REQUEST =>
Copy every line in which the string "Court" occurs.

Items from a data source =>
──────────
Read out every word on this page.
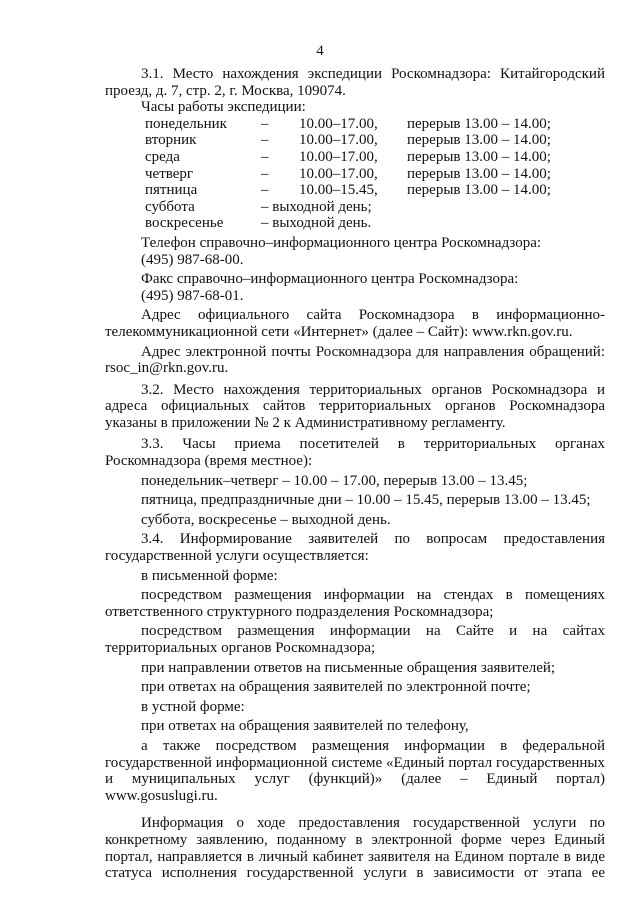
4

3.1. Место нахождения экспедиции Роскомнадзора: Китайгородский проезд, д. 7, стр. 2, г. Москва, 109074.

Часы работы экспедиции:

понедельник	–	10.00–17.00,	перерыв 13.00 – 14.00;
вторник	–	10.00–17.00,	перерыв 13.00 – 14.00;
среда	–	10.00–17.00,	перерыв 13.00 – 14.00;
четверг	–	10.00–17.00,	перерыв 13.00 – 14.00;
пятница	–	10.00–15.45,	перерыв 13.00 – 14.00;
суббота	– выходной день;
воскресенье	– выходной день.

Телефон справочно–информационного центра Роскомнадзора:

(495) 987-68-00.

Факс справочно–информационного центра Роскомнадзора:

(495) 987-68-01.

Адрес официального сайта Роскомнадзора в информационно-телекоммуникационной сети «Интернет» (далее – Сайт): www.rkn.gov.ru.

Адрес электронной почты Роскомнадзора для направления обращений: rsoc_in@rkn.gov.ru.

3.2. Место нахождения территориальных органов Роскомнадзора и адреса официальных сайтов территориальных органов Роскомнадзора указаны в приложении № 2 к Административному регламенту.

3.3. Часы приема посетителей в территориальных органах Роскомнадзора (время местное):

понедельник–четверг – 10.00 – 17.00, перерыв 13.00 – 13.45;

пятница, предпраздничные дни – 10.00 – 15.45, перерыв 13.00 – 13.45;

суббота, воскресенье – выходной день.

3.4. Информирование заявителей по вопросам предоставления государственной услуги осуществляется:

в письменной форме:

посредством размещения информации на стендах в помещениях ответственного структурного подразделения Роскомнадзора;

посредством размещения информации на Сайте и на сайтах территориальных органов Роскомнадзора;

при направлении ответов на письменные обращения заявителей;

при ответах на обращения заявителей по электронной почте;

в устной форме:

при ответах на обращения заявителей по телефону,

а также посредством размещения информации в федеральной государственной информационной системе «Единый портал государственных и муниципальных услуг (функций)» (далее – Единый портал) www.gosuslugi.ru.

Информация о ходе предоставления государственной услуги по конкретному заявлению, поданному в электронной форме через Единый портал, направляется в личный кабинет заявителя на Едином портале в виде статуса исполнения государственной услуги в зависимости от этапа ее
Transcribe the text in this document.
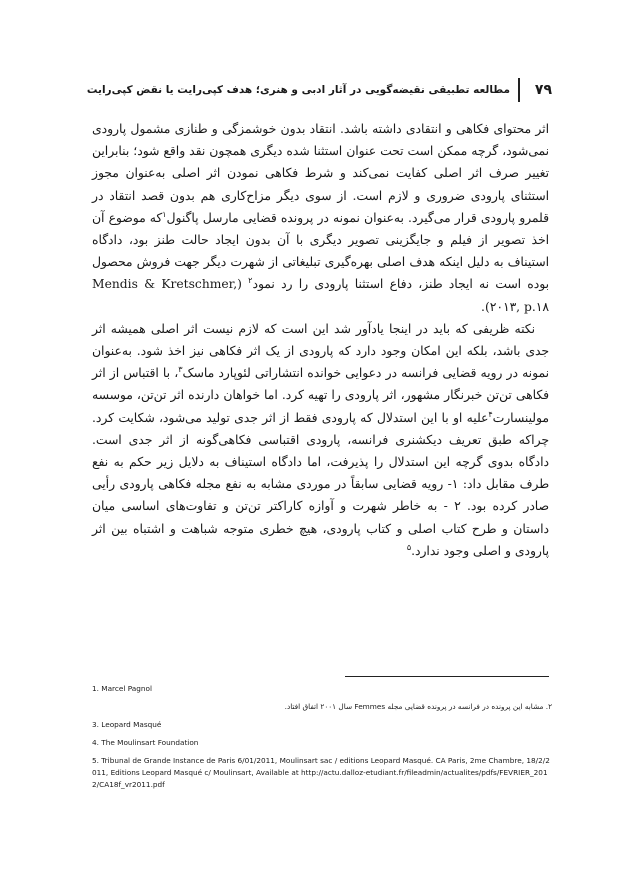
۷۹
مطالعه تطبیقی نقیضه‌گویی در آثار ادبی و هنری؛ هدف کپی‌رایت یا نقض کپی‌رایت

اثر محتوای فکاهی و انتقادی داشته باشد. انتقاد بدون خوشمزگی و طنازی مشمول پارودی نمی‌شود، گرچه ممکن است تحت عنوان استثنا شده دیگری همچون نقد واقع شود؛ بنابراین تغییر صرف اثر اصلی کفایت نمی‌کند و شرط فکاهی نمودن اثر اصلی به‌عنوان مجوز استثنای پارودی ضروری و لازم است. از سوی دیگر مزاح‌کاری هم بدون قصد انتقاد در قلمرو پارودی قرار می‌گیرد. به‌عنوان نمونه در پرونده قضایی مارسل پاگنول$^۱$که موضوع آن اخذ تصویر از فیلم و جایگزینی تصویر دیگری با آن بدون ایجاد حالت طنز بود، دادگاه استیناف به دلیل اینکه هدف اصلی بهره‌گیری تبلیغاتی از شهرت دیگر جهت فروش محصول بوده است نه ایجاد طنز، دفاع استثنا پارودی را رد نمود$^۲$ (Mendis & Kretschmer, ۲۰۱۳, p.۱۸).

نکته ظریفی که باید در اینجا یادآور شد این است که لازم نیست اثر اصلی همیشه اثر جدی باشد، بلکه این امکان وجود دارد که پارودی از یک اثر فکاهی نیز اخذ شود. به‌عنوان نمونه در رویه قضایی فرانسه در دعوایی خوانده انتشاراتی لئوپارد ماسک$^۳$، با اقتباس از اثر فکاهی تن‌تن خبرنگار مشهور، اثر پارودی را تهیه کرد. اما خواهان دارنده اثر تن‌تن، موسسه مولینسارت$^۴$علیه او با این استدلال که پارودی فقط از اثر جدی تولید می‌شود، شکایت کرد. چراکه طبق تعریف دیکشنری فرانسه، پارودی اقتباسی فکاهی‌گونه از اثر جدی است. دادگاه بدوی گرچه این استدلال را پذیرفت، اما دادگاه استیناف به دلایل زیر حکم به نفع طرف مقابل داد: ۱- رویه قضایی سابقاً در موردی مشابه به نفع مجله فکاهی پارودی رأیی صادر کرده بود. ۲ - به خاطر شهرت و آوازه کاراکتر تن‌تن و تفاوت‌های اساسی میان داستان و طرح کتاب اصلی و کتاب پارودی، هیچ خطری متوجه شباهت و اشتباه بین اثر پارودی و اصلی وجود ندارد.$^۵$

1. Marcel Pagnol
۲. مشابه این پرونده در فرانسه در پرونده قضایی مجله Femmes سال ۲۰۰۱ اتفاق افتاد.
3. Leopard Masqué
4. The Moulinsart Foundation
5. Tribunal de Grande Instance de Paris 6/01/2011, Moulinsart sac / editions Leopard Masqué. CA Paris, 2me Chambre, 18/2/2011, Editions Leopard Masqué c/ Moulinsart, Available at http://actu.dalloz-etudiant.fr/fileadmin/actualites/pdfs/FEVRIER_2012/CA18f_vr2011.pdf
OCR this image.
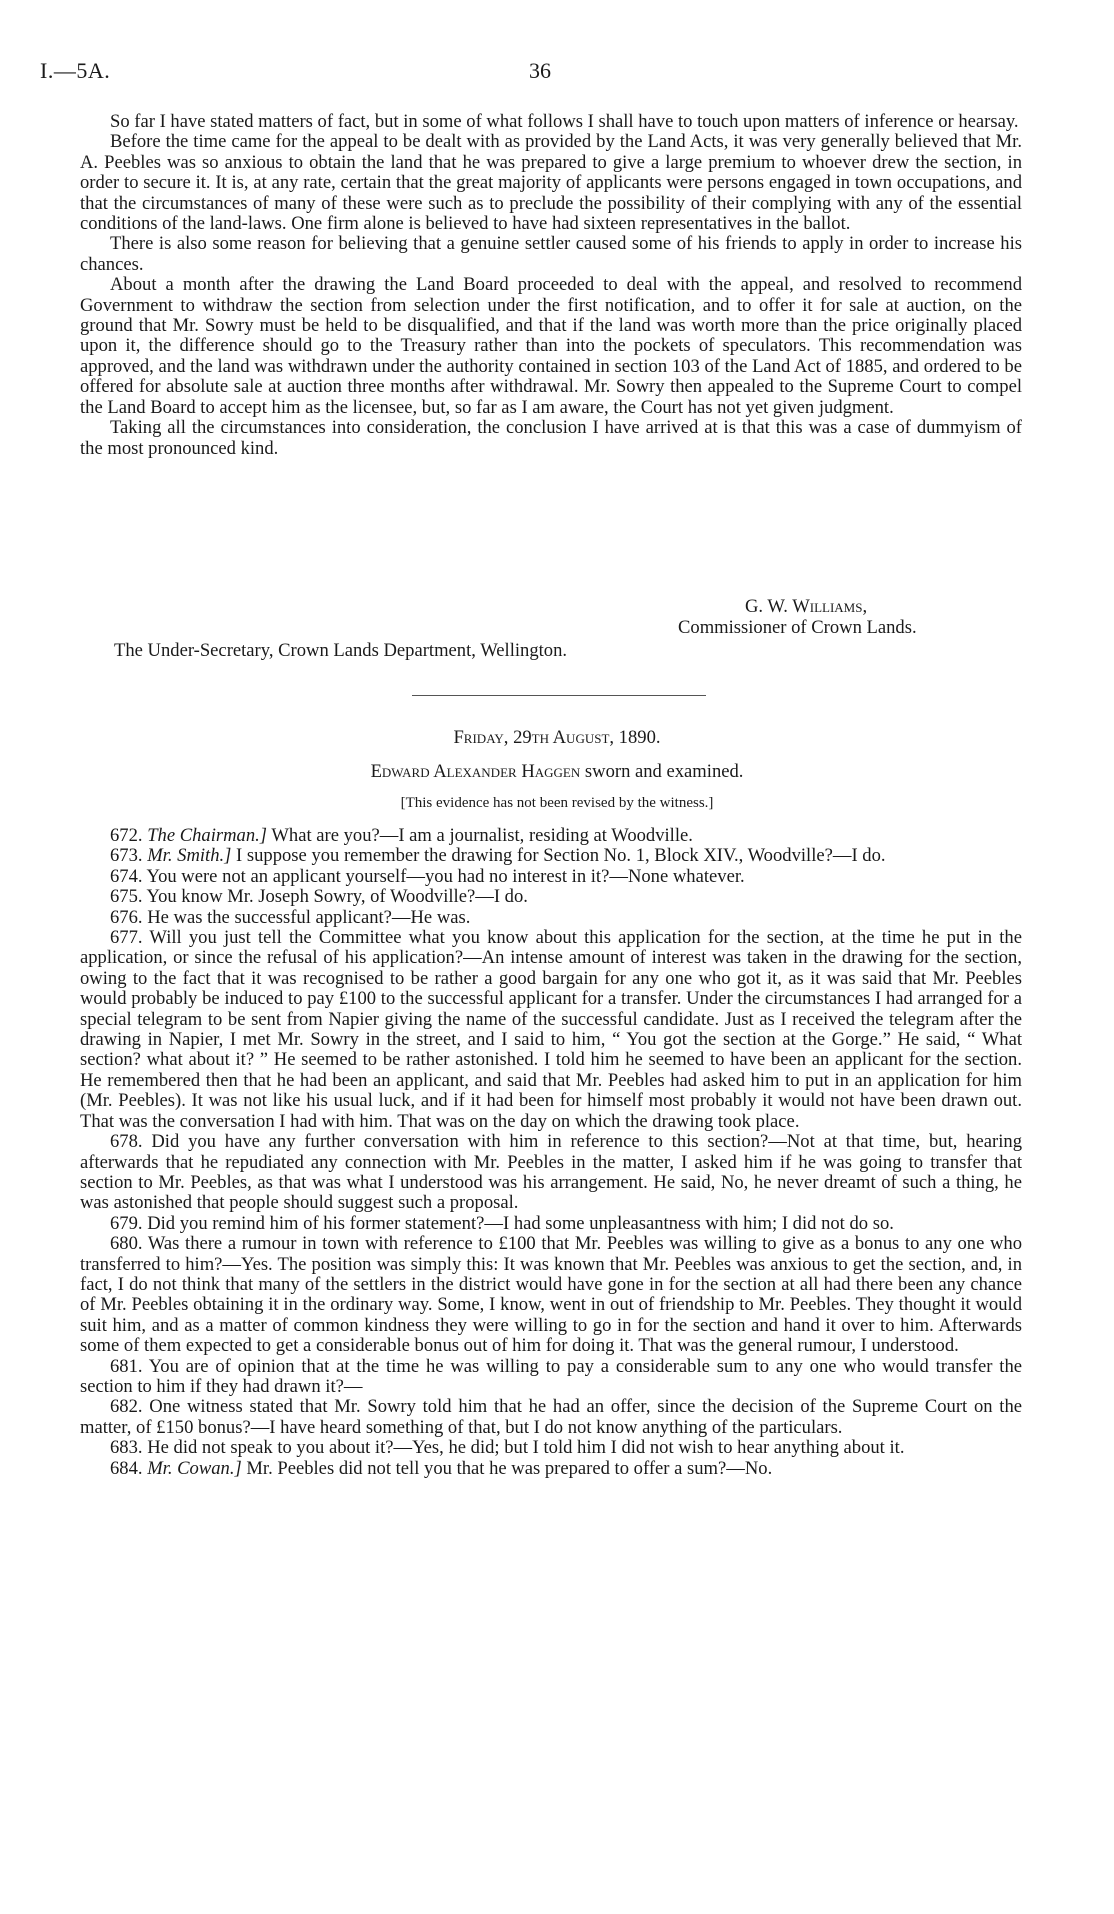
I.—5A.	36

So far I have stated matters of fact, but in some of what follows I shall have to touch upon matters of inference or hearsay.

Before the time came for the appeal to be dealt with as provided by the Land Acts, it was very generally believed that Mr. A. Peebles was so anxious to obtain the land that he was prepared to give a large premium to whoever drew the section, in order to secure it. It is, at any rate, certain that the great majority of applicants were persons engaged in town occupations, and that the circumstances of many of these were such as to preclude the possibility of their complying with any of the essential conditions of the land-laws. One firm alone is believed to have had sixteen representatives in the ballot.

There is also some reason for believing that a genuine settler caused some of his friends to apply in order to increase his chances.

About a month after the drawing the Land Board proceeded to deal with the appeal, and resolved to recommend Government to withdraw the section from selection under the first notification, and to offer it for sale at auction, on the ground that Mr. Sowry must be held to be disqualified, and that if the land was worth more than the price originally placed upon it, the difference should go to the Treasury rather than into the pockets of speculators. This recommendation was approved, and the land was withdrawn under the authority contained in section 103 of the Land Act of 1885, and ordered to be offered for absolute sale at auction three months after withdrawal. Mr. Sowry then appealed to the Supreme Court to compel the Land Board to accept him as the licensee, but, so far as I am aware, the Court has not yet given judgment.

Taking all the circumstances into consideration, the conclusion I have arrived at is that this was a case of dummyism of the most pronounced kind.

G. W. Williams,
Commissioner of Crown Lands.
The Under-Secretary, Crown Lands Department, Wellington.
Friday, 29th August, 1890.
Edward Alexander Haggen sworn and examined.
[This evidence has not been revised by the witness.]

672. The Chairman.] What are you?—I am a journalist, residing at Woodville.

673. Mr. Smith.] I suppose you remember the drawing for Section No. 1, Block XIV., Woodville?—I do.

674. You were not an applicant yourself—you had no interest in it?—None whatever.

675. You know Mr. Joseph Sowry, of Woodville?—I do.

676. He was the successful applicant?—He was.

677. Will you just tell the Committee what you know about this application for the section, at the time he put in the application, or since the refusal of his application?—An intense amount of interest was taken in the drawing for the section, owing to the fact that it was recognised to be rather a good bargain for any one who got it, as it was said that Mr. Peebles would probably be induced to pay £100 to the successful applicant for a transfer. Under the circumstances I had arranged for a special telegram to be sent from Napier giving the name of the successful candidate. Just as I received the telegram after the drawing in Napier, I met Mr. Sowry in the street, and I said to him, “ You got the section at the Gorge.” He said, “ What section? what about it? ” He seemed to be rather astonished. I told him he seemed to have been an applicant for the section. He remembered then that he had been an applicant, and said that Mr. Peebles had asked him to put in an application for him (Mr. Peebles). It was not like his usual luck, and if it had been for himself most probably it would not have been drawn out. That was the conversation I had with him. That was on the day on which the drawing took place.

678. Did you have any further conversation with him in reference to this section?—Not at that time, but, hearing afterwards that he repudiated any connection with Mr. Peebles in the matter, I asked him if he was going to transfer that section to Mr. Peebles, as that was what I understood was his arrangement. He said, No, he never dreamt of such a thing, he was astonished that people should suggest such a proposal.

679. Did you remind him of his former statement?—I had some unpleasantness with him; I did not do so.

680. Was there a rumour in town with reference to £100 that Mr. Peebles was willing to give as a bonus to any one who transferred to him?—Yes. The position was simply this: It was known that Mr. Peebles was anxious to get the section, and, in fact, I do not think that many of the settlers in the district would have gone in for the section at all had there been any chance of Mr. Peebles obtaining it in the ordinary way. Some, I know, went in out of friendship to Mr. Peebles. They thought it would suit him, and as a matter of common kindness they were willing to go in for the section and hand it over to him. Afterwards some of them expected to get a considerable bonus out of him for doing it. That was the general rumour, I understood.

681. You are of opinion that at the time he was willing to pay a considerable sum to any one who would transfer the section to him if they had drawn it?—

682. One witness stated that Mr. Sowry told him that he had an offer, since the decision of the Supreme Court on the matter, of £150 bonus?—I have heard something of that, but I do not know anything of the particulars.

683. He did not speak to you about it?—Yes, he did; but I told him I did not wish to hear anything about it.

684. Mr. Cowan.] Mr. Peebles did not tell you that he was prepared to offer a sum?—No.
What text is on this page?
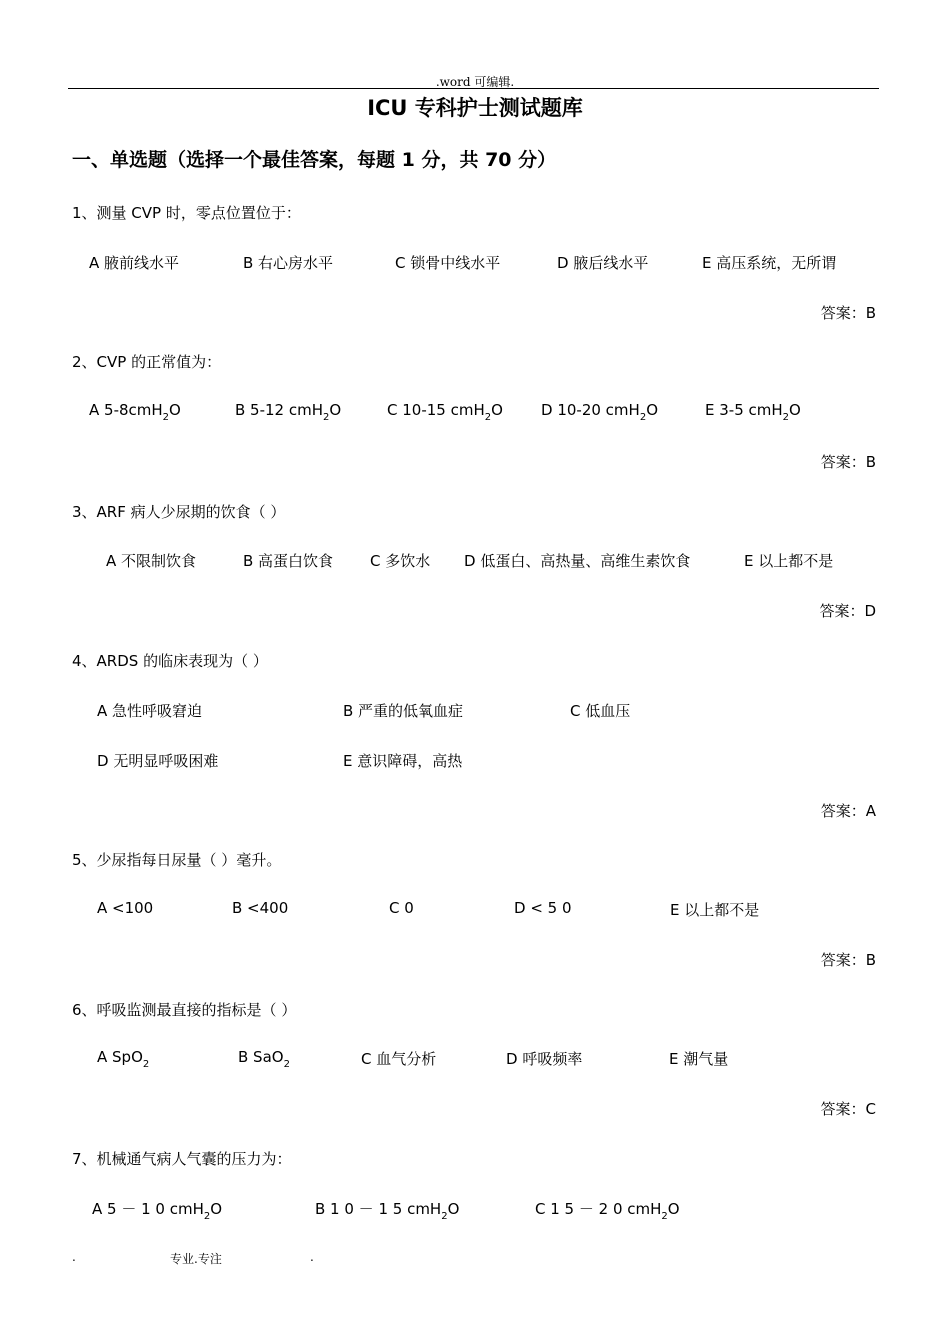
.word 可编辑.
ICU 专科护士测试题库
一、单选题（选择一个最佳答案，每题 1 分，共 70 分）
1、测量 CVP 时，零点位置位于：
A 腋前线水平	B 右心房水平	C 锁骨中线水平	D 腋后线水平	E 高压系统，无所谓
答案：B
2、CVP 的正常值为：
A 5-8cmH$_2$O	B 5-12 cmH$_2$O	C 10-15 cmH$_2$O	D 10-20 cmH$_2$O	E 3-5 cmH$_2$O
答案：B
3、ARF 病人少尿期的饮食（ ）
A 不限制饮食	B 高蛋白饮食 C 多饮水 D 低蛋白、高热量、高维生素饮食	E 以上都不是
答案：D
4、ARDS 的临床表现为（ ）
A 急性呼吸窘迫	B 严重的低氧血症	C 低血压
D 无明显呼吸困难	E 意识障碍，高热
答案：A
5、少尿指每日尿量（ ）毫升。
A <100	B <400	C 0	D < 5 0	E 以上都不是
答案：B
6、呼吸监测最直接的指标是（ ）
A SpO$_2$	B SaO$_2$	C 血气分析	D 呼吸频率	E 潮气量
答案：C
7、机械通气病人气囊的压力为：
A 5 － 1 0 cmH$_2$O	B 1 0 － 1 5 cmH$_2$O	C 1 5 － 2 0 cmH$_2$O
.	专业.专注	.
──────────
RESPONSE =>
About a month after the drawing the Land Board proceeded to deal with the appeal, and resolved to recommend Government to withdraw the section from selection under the first notification, and to offer it for sale at auction, on the ground that Mr. Sowry must be held to be disqualified, and that if the land was worth more than the price originally placed upon it, the difference should go to the Treasury rather than into the pockets of speculators. This recommendation was approved, and the land was withdrawn under the authority contained in section 103 of the Land Act of 1885, and ordered to be offered for absolute sale at auction three months after withdrawal. Mr. Sowry then appealed to the Supreme Court to compel the Land Board to accept him as the licensee, but, so far as I am aware, the Court has not yet given judgment.
682. One witness stated that Mr. Sowry told him that he had an offer, since the decision of the Supreme Court on the matter, of £150 bonus?—I have heard something of that, but I do not know anything of the particulars.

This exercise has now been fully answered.